### Entries shown

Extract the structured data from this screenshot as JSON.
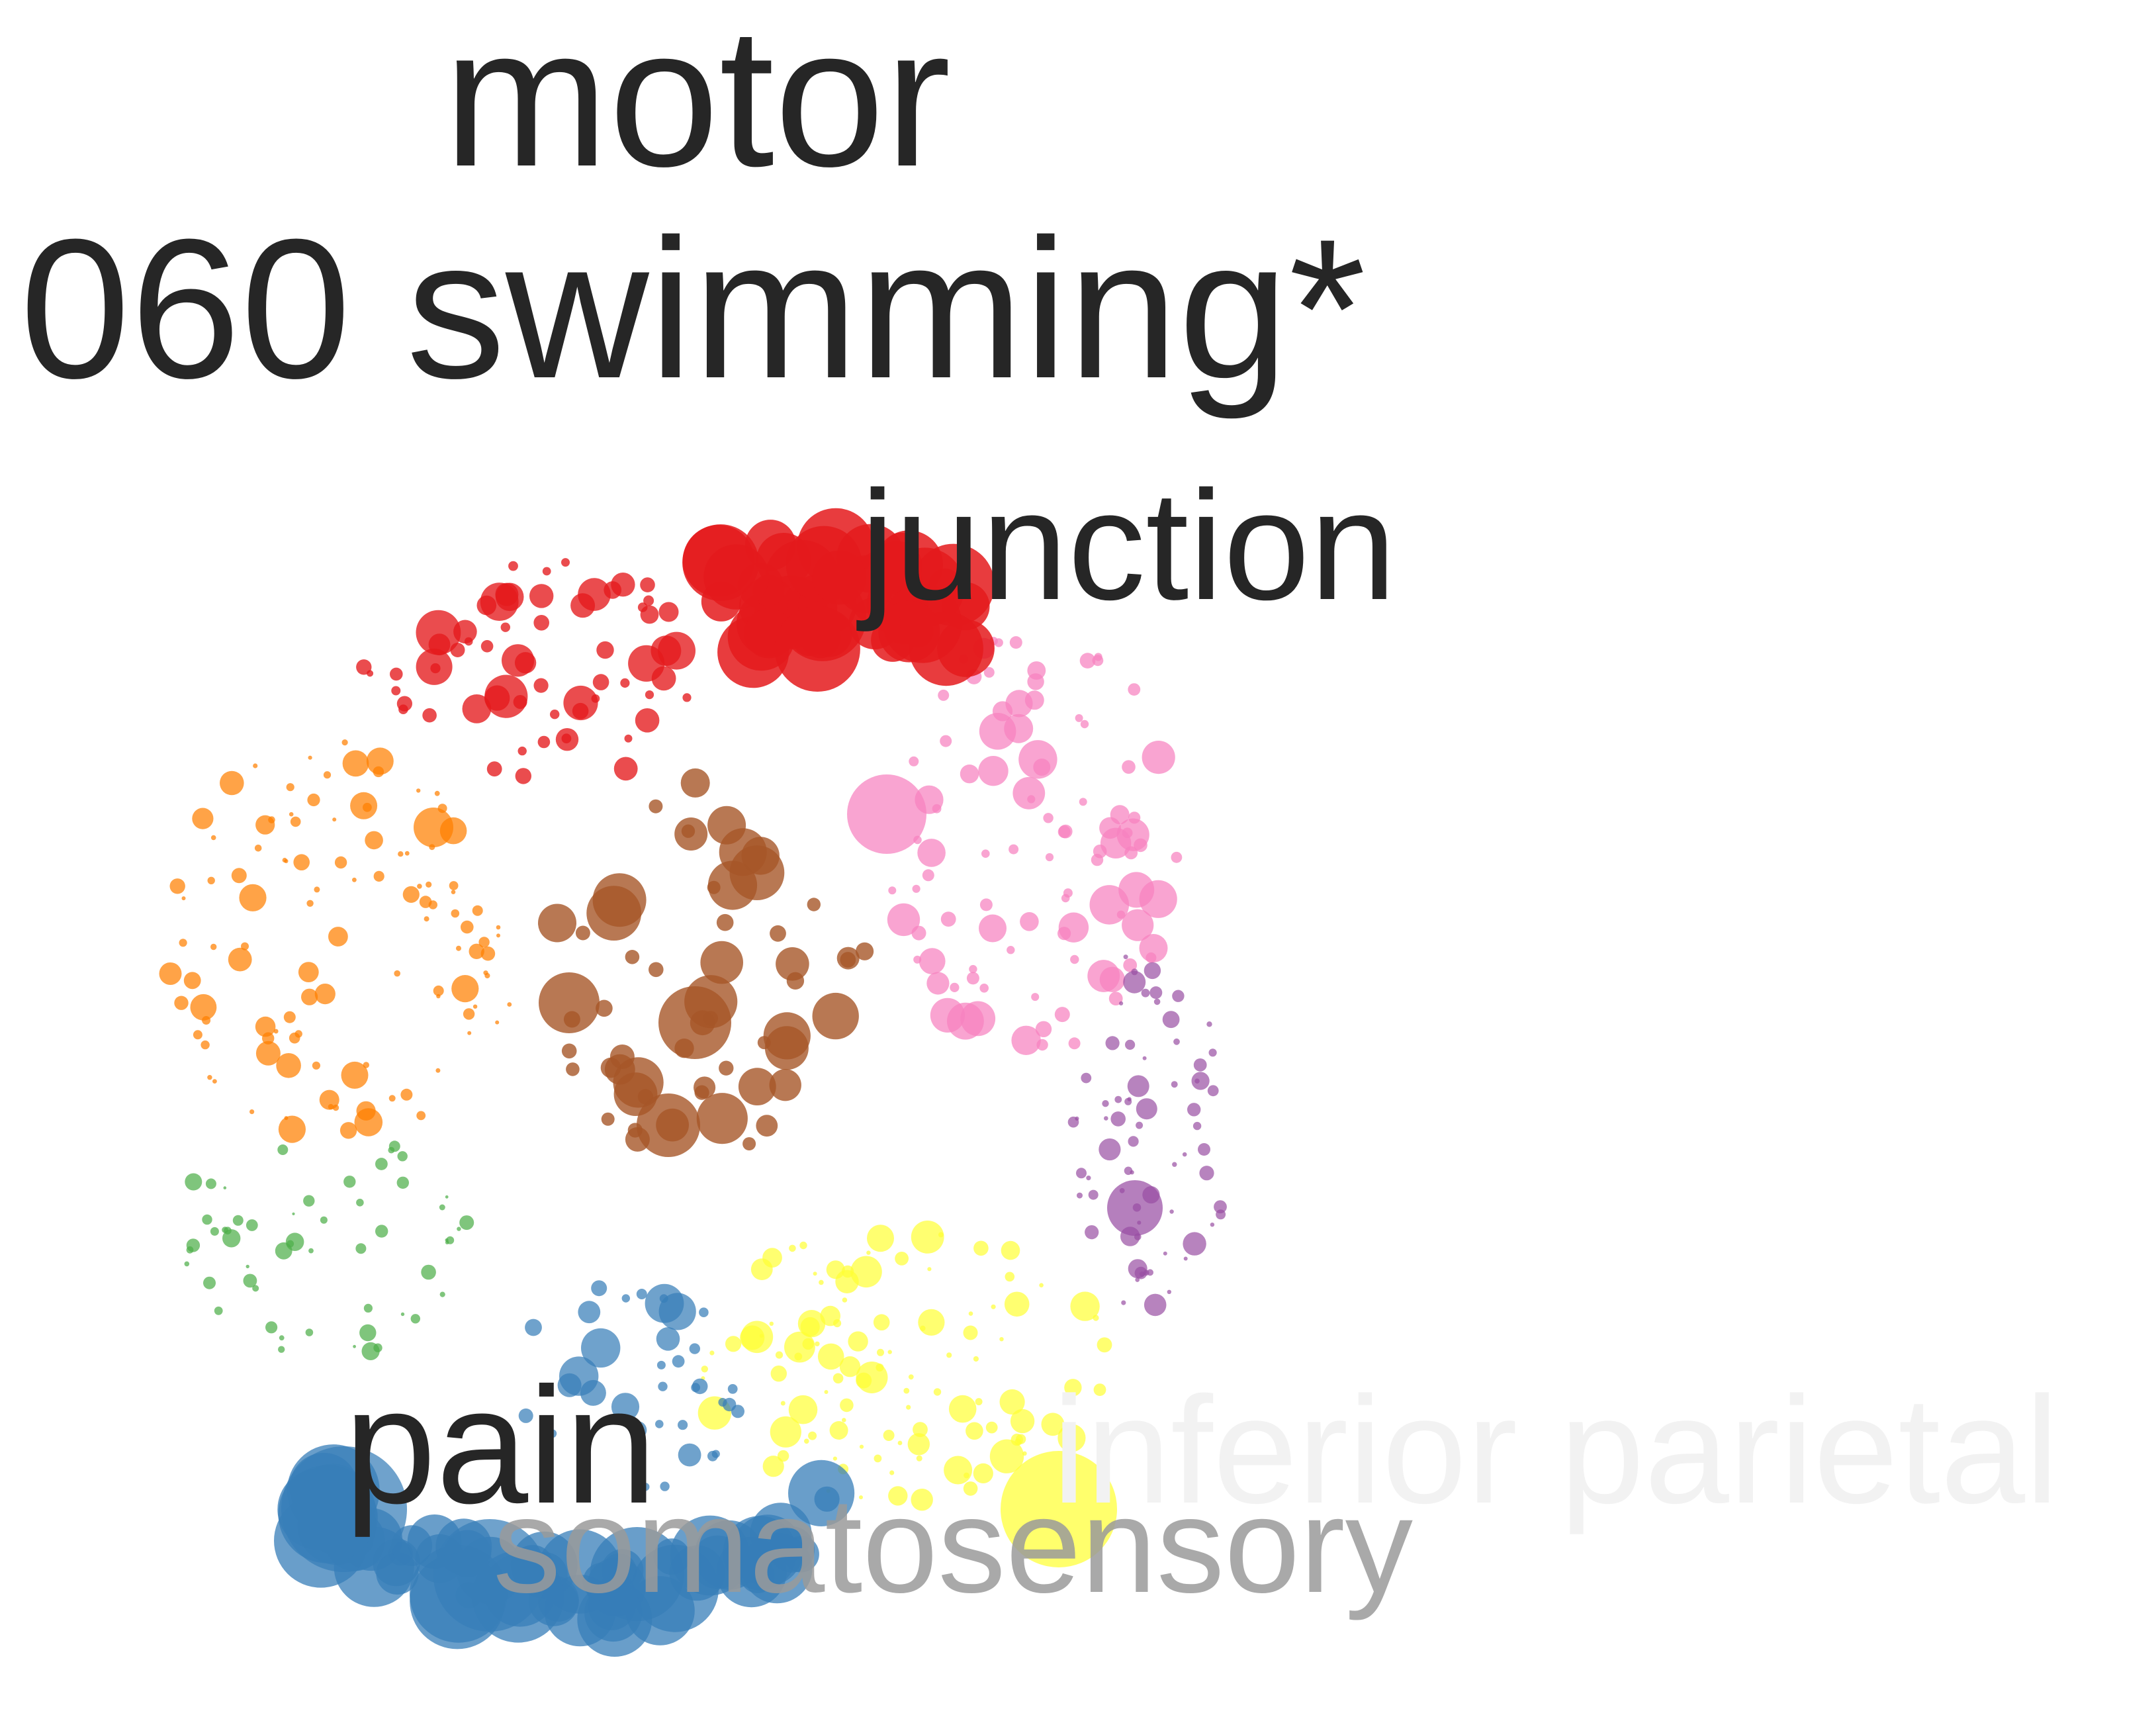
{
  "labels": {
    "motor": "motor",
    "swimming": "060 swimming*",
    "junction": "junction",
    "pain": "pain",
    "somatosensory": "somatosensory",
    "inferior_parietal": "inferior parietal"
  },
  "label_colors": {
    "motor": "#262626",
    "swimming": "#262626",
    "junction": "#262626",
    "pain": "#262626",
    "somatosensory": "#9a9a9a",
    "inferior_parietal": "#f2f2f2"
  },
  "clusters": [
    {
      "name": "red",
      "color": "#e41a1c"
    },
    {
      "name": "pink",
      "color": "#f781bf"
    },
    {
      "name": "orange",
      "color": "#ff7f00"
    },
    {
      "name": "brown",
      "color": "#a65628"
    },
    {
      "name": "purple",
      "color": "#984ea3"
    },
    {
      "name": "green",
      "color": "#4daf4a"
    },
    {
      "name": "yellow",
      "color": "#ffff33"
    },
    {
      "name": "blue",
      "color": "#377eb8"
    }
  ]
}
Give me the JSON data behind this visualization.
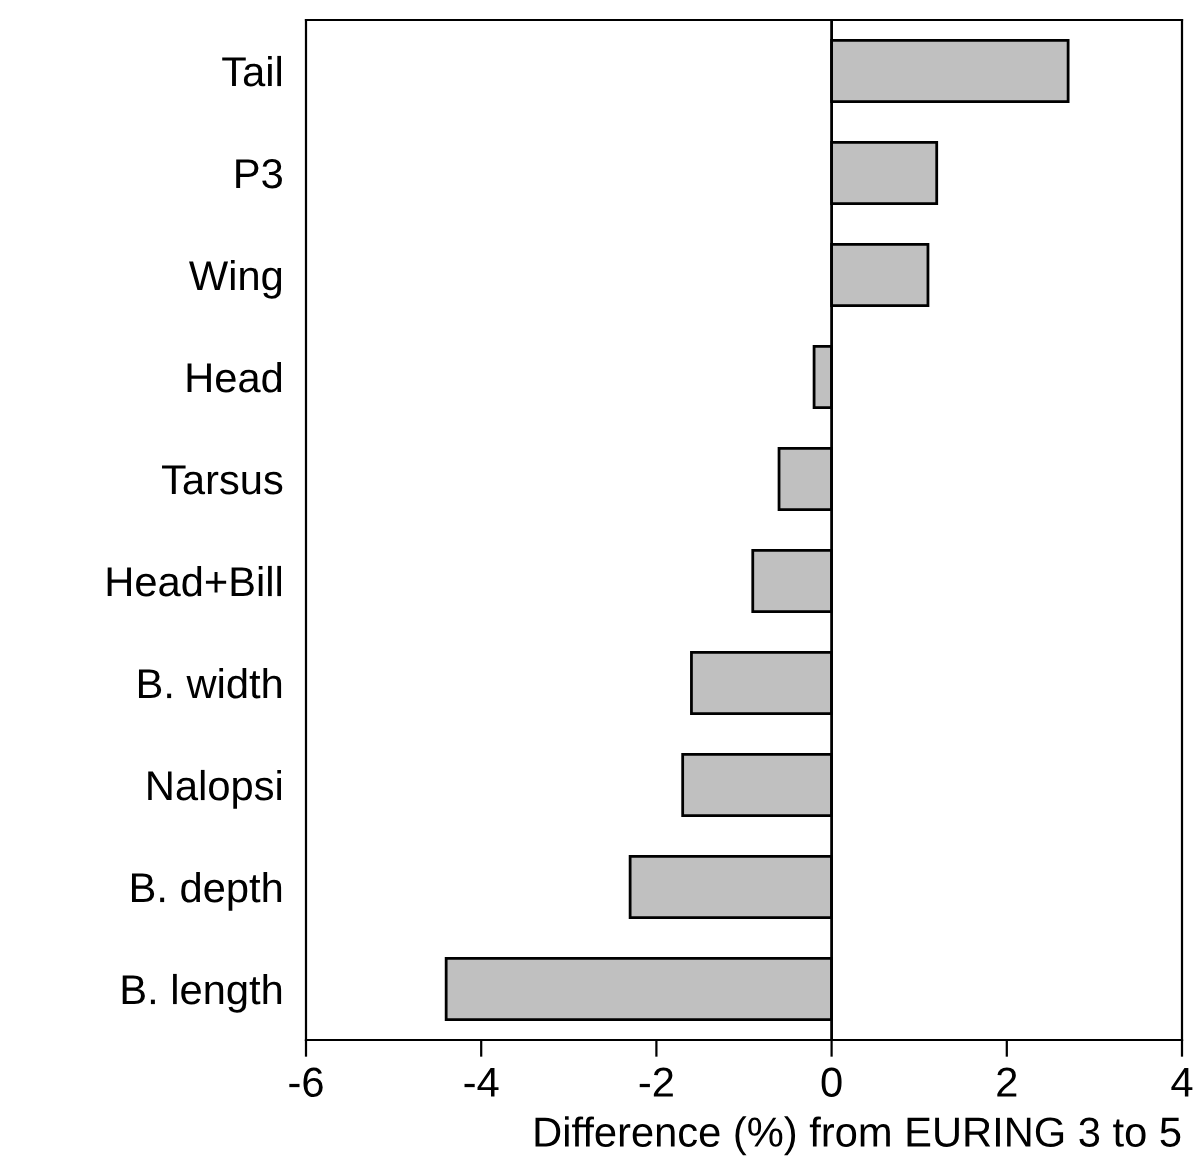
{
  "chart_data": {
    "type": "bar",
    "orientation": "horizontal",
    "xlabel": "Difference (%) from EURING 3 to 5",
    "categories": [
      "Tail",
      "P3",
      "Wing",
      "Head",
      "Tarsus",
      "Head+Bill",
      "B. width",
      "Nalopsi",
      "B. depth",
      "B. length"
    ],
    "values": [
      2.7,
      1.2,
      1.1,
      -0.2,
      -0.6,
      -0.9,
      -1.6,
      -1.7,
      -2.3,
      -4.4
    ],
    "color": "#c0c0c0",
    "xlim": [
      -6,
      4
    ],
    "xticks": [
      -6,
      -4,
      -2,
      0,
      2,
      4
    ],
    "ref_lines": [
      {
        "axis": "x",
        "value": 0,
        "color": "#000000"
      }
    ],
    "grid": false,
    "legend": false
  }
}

######

→ Exercise description:
Write out the records above once more, word for word, with no pictures.

→ Solution to this exercise:
Extract the structured data from this screenshot as JSON.
{
  "labels": {
    "motor": "motor",
    "swimming": "060 swimming*",
    "junction": "junction",
    "pain": "pain",
    "somatosensory": "somatosensory",
    "inferior_parietal": "inferior parietal"
  },
  "label_colors": {
    "motor": "#262626",
    "swimming": "#262626",
    "junction": "#262626",
    "pain": "#262626",
    "somatosensory": "#9a9a9a",
    "inferior_parietal": "#f2f2f2"
  },
  "clusters": [
    {
      "name": "red",
      "color": "#e41a1c"
    },
    {
      "name": "pink",
      "color": "#f781bf"
    },
    {
      "name": "orange",
      "color": "#ff7f00"
    },
    {
      "name": "brown",
      "color": "#a65628"
    },
    {
      "name": "purple",
      "color": "#984ea3"
    },
    {
      "name": "green",
      "color": "#4daf4a"
    },
    {
      "name": "yellow",
      "color": "#ffff33"
    },
    {
      "name": "blue",
      "color": "#377eb8"
    }
  ]
}
Give me the JSON data behind this visualization.
{
  "chart_data": {
    "type": "bar",
    "orientation": "horizontal",
    "xlabel": "Difference (%) from EURING 3 to 5",
    "categories": [
      "Tail",
      "P3",
      "Wing",
      "Head",
      "Tarsus",
      "Head+Bill",
      "B. width",
      "Nalopsi",
      "B. depth",
      "B. length"
    ],
    "values": [
      2.7,
      1.2,
      1.1,
      -0.2,
      -0.6,
      -0.9,
      -1.6,
      -1.7,
      -2.3,
      -4.4
    ],
    "color": "#c0c0c0",
    "xlim": [
      -6,
      4
    ],
    "xticks": [
      -6,
      -4,
      -2,
      0,
      2,
      4
    ],
    "ref_lines": [
      {
        "axis": "x",
        "value": 0,
        "color": "#000000"
      }
    ],
    "grid": false,
    "legend": false
  }
}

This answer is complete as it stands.